= Request =
Locate each line in the records containing "percent". Copy it.

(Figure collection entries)

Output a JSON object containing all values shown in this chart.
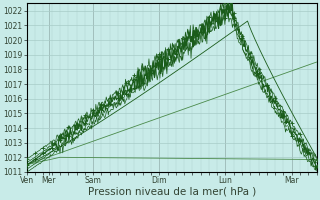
{
  "xlabel": "Pression niveau de la mer( hPa )",
  "bg_color": "#c8ebe8",
  "grid_color": "#a8ccc8",
  "ylim": [
    1011,
    1022.5
  ],
  "yticks": [
    1011,
    1012,
    1013,
    1014,
    1015,
    1016,
    1017,
    1018,
    1019,
    1020,
    1021,
    1022
  ],
  "day_labels": [
    "Ven",
    "Mer",
    "Sam",
    "Dim",
    "Lun",
    "Mar"
  ],
  "day_positions": [
    0,
    16,
    48,
    96,
    144,
    192
  ],
  "dark_green": "#1a5c1a",
  "light_green": "#4a8a4a",
  "total_hours": 210,
  "xlabel_fontsize": 7.5,
  "tick_fontsize": 5.5
}
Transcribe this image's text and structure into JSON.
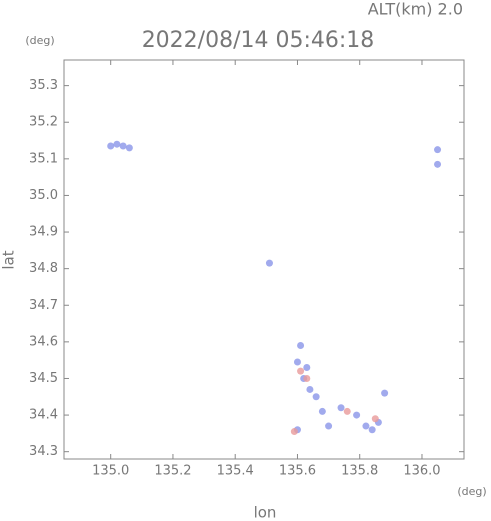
{
  "chart_data": {
    "type": "scatter",
    "title": "2022/08/14 05:46:18",
    "subtitle": "ALT(km) 2.0",
    "y_unit": "(deg)",
    "x_unit": "(deg)",
    "xlabel": "lon",
    "ylabel": "lat",
    "xlim": [
      134.85,
      136.135
    ],
    "ylim": [
      34.28,
      35.37
    ],
    "xticks": [
      {
        "value": 135,
        "label": "135.0"
      },
      135.2,
      135.4,
      135.6,
      135.8,
      {
        "value": 136,
        "label": "136.0"
      }
    ],
    "yticks": [
      34.3,
      34.4,
      34.5,
      34.6,
      34.7,
      34.8,
      34.9,
      {
        "value": 35,
        "label": "35.0"
      },
      35.1,
      35.2,
      35.3
    ],
    "series": [
      {
        "color": "#8a95e8",
        "x": [
          135.0,
          135.02,
          135.04,
          135.06,
          136.05,
          136.05,
          135.51,
          135.61,
          135.6,
          135.63,
          135.62,
          135.64,
          135.66,
          135.68,
          135.74,
          135.79,
          135.82,
          135.84,
          135.86,
          135.6,
          135.7,
          135.88
        ],
        "values": [
          35.135,
          35.14,
          35.135,
          35.13,
          35.125,
          35.085,
          34.815,
          34.59,
          34.545,
          34.53,
          34.5,
          34.47,
          34.45,
          34.41,
          34.42,
          34.4,
          34.37,
          34.36,
          34.38,
          34.36,
          34.37,
          34.46
        ]
      },
      {
        "color": "#e89a9a",
        "x": [
          135.61,
          135.63,
          135.76,
          135.85,
          135.59
        ],
        "values": [
          34.52,
          34.5,
          34.41,
          34.39,
          34.355
        ]
      }
    ]
  }
}
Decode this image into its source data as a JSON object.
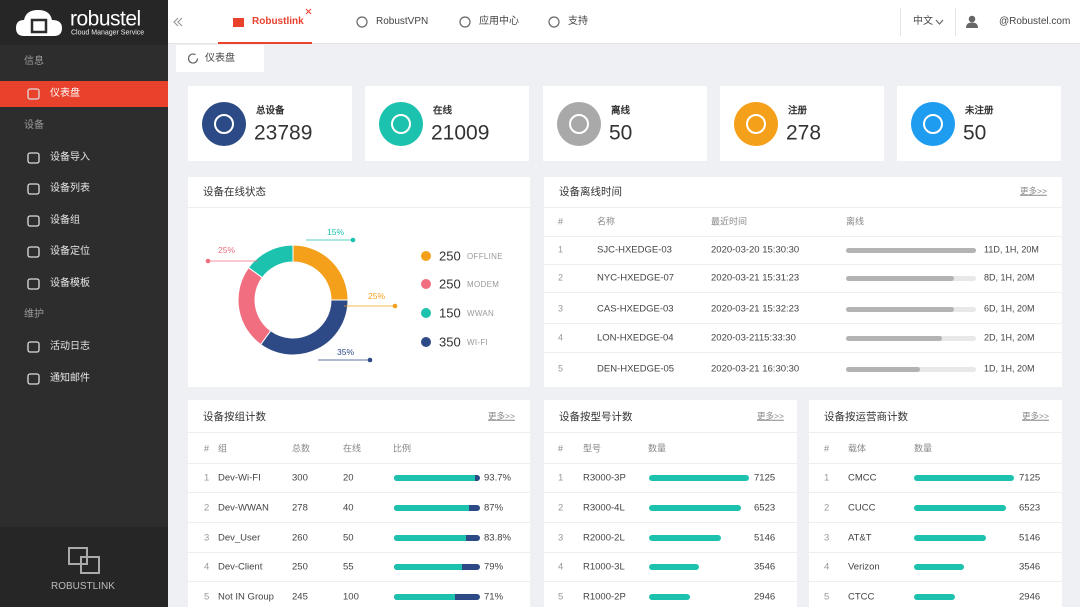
{
  "sidebar": {
    "brand": "robustel",
    "brand_sub": "Cloud Manager Service",
    "sections": [
      {
        "title": "信息",
        "items": [
          "仪表盘"
        ]
      },
      {
        "title": "设备",
        "items": [
          "设备导入",
          "设备列表",
          "设备组",
          "设备定位",
          "设备模板"
        ]
      },
      {
        "title": "维护",
        "items": [
          "活动日志",
          "通知邮件"
        ]
      }
    ],
    "footer": "ROBUSTLINK"
  },
  "topbar": {
    "tabs": [
      "Robustlink",
      "RobustVPN",
      "应用中心",
      "支持"
    ],
    "language": "中文",
    "user": "@Robustel.com"
  },
  "breadcrumb": "仪表盘",
  "stats": [
    {
      "label": "总设备",
      "value": 23789,
      "color": "#2c4a86"
    },
    {
      "label": "在线",
      "value": 21009,
      "color": "#1cc2ae"
    },
    {
      "label": "离线",
      "value": 50,
      "color": "#a9a9a9"
    },
    {
      "label": "注册",
      "value": 278,
      "color": "#f5a01a"
    },
    {
      "label": "未注册",
      "value": 50,
      "color": "#1e9cf0"
    }
  ],
  "online_status": {
    "title": "设备在线状态",
    "segments": [
      {
        "name": "OFFLINE",
        "value": 250,
        "percent": "25%",
        "color": "#f5a01a"
      },
      {
        "name": "MODEM",
        "value": 250,
        "percent": "25%",
        "color": "#f06e80"
      },
      {
        "name": "WWAN",
        "value": 150,
        "percent": "15%",
        "color": "#1cc2ae"
      },
      {
        "name": "WI-FI",
        "value": 350,
        "percent": "35%",
        "color": "#2e4a86"
      }
    ]
  },
  "offline_time": {
    "title": "设备离线时间",
    "more": "更多>>",
    "columns": [
      "#",
      "名称",
      "最近时间",
      "离线"
    ],
    "rows": [
      {
        "no": 1,
        "name": "SJC-HXEDGE-03",
        "last_time": "2020-03-20 15:30:30",
        "offline": "11D, 1H, 20M"
      },
      {
        "no": 2,
        "name": "NYC-HXEDGE-07",
        "last_time": "2020-03-21 15:31:23",
        "offline": "8D, 1H, 20M"
      },
      {
        "no": 3,
        "name": "CAS-HXEDGE-03",
        "last_time": "2020-03-21 15:32:23",
        "offline": "6D, 1H, 20M"
      },
      {
        "no": 4,
        "name": "LON-HXEDGE-04",
        "last_time": "2020-03-2115:33:30",
        "offline": "2D, 1H, 20M"
      },
      {
        "no": 5,
        "name": "DEN-HXEDGE-05",
        "last_time": "2020-03-21 16:30:30",
        "offline": "1D, 1H, 20M"
      }
    ]
  },
  "group_count": {
    "title": "设备按组计数",
    "more": "更多>>",
    "columns": [
      "#",
      "组",
      "总数",
      "在线",
      "比例"
    ],
    "rows": [
      {
        "no": 1,
        "group": "Dev-Wi-FI",
        "total": 300,
        "online": 20,
        "ratio": {
          "value": 93.7,
          "label": "93.7%"
        }
      },
      {
        "no": 2,
        "group": "Dev-WWAN",
        "total": 278,
        "online": 40,
        "ratio": {
          "value": 87,
          "label": "87%"
        }
      },
      {
        "no": 3,
        "group": "Dev_User",
        "total": 260,
        "online": 50,
        "ratio": {
          "value": 83.8,
          "label": "83.8%"
        }
      },
      {
        "no": 4,
        "group": "Dev-Client",
        "total": 250,
        "online": 55,
        "ratio": {
          "value": 79,
          "label": "79%"
        }
      },
      {
        "no": 5,
        "group": "Not IN Group",
        "total": 245,
        "online": 100,
        "ratio": {
          "value": 71,
          "label": "71%"
        }
      }
    ]
  },
  "model_count": {
    "title": "设备按型号计数",
    "more": "更多>>",
    "columns": [
      "#",
      "型号",
      "数量"
    ],
    "rows": [
      {
        "no": 1,
        "model": "R3000-3P",
        "count": 7125
      },
      {
        "no": 2,
        "model": "R3000-4L",
        "count": 6523
      },
      {
        "no": 3,
        "model": "R2000-2L",
        "count": 5146
      },
      {
        "no": 4,
        "model": "R1000-3L",
        "count": 3546
      },
      {
        "no": 5,
        "model": "R1000-2P",
        "count": 2946
      }
    ]
  },
  "carrier_count": {
    "title": "设备按运营商计数",
    "more": "更多>>",
    "columns": [
      "#",
      "载体",
      "数量"
    ],
    "rows": [
      {
        "no": 1,
        "carrier": "CMCC",
        "count": 7125
      },
      {
        "no": 2,
        "carrier": "CUCC",
        "count": 6523
      },
      {
        "no": 3,
        "carrier": "AT&T",
        "count": 5146
      },
      {
        "no": 4,
        "carrier": "Verizon",
        "count": 3546
      },
      {
        "no": 5,
        "carrier": "CTCC",
        "count": 2946
      }
    ]
  }
}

= Expected output =
        "percent": "25%",
        "percent": "25%",
        "percent": "15%",
        "percent": "35%",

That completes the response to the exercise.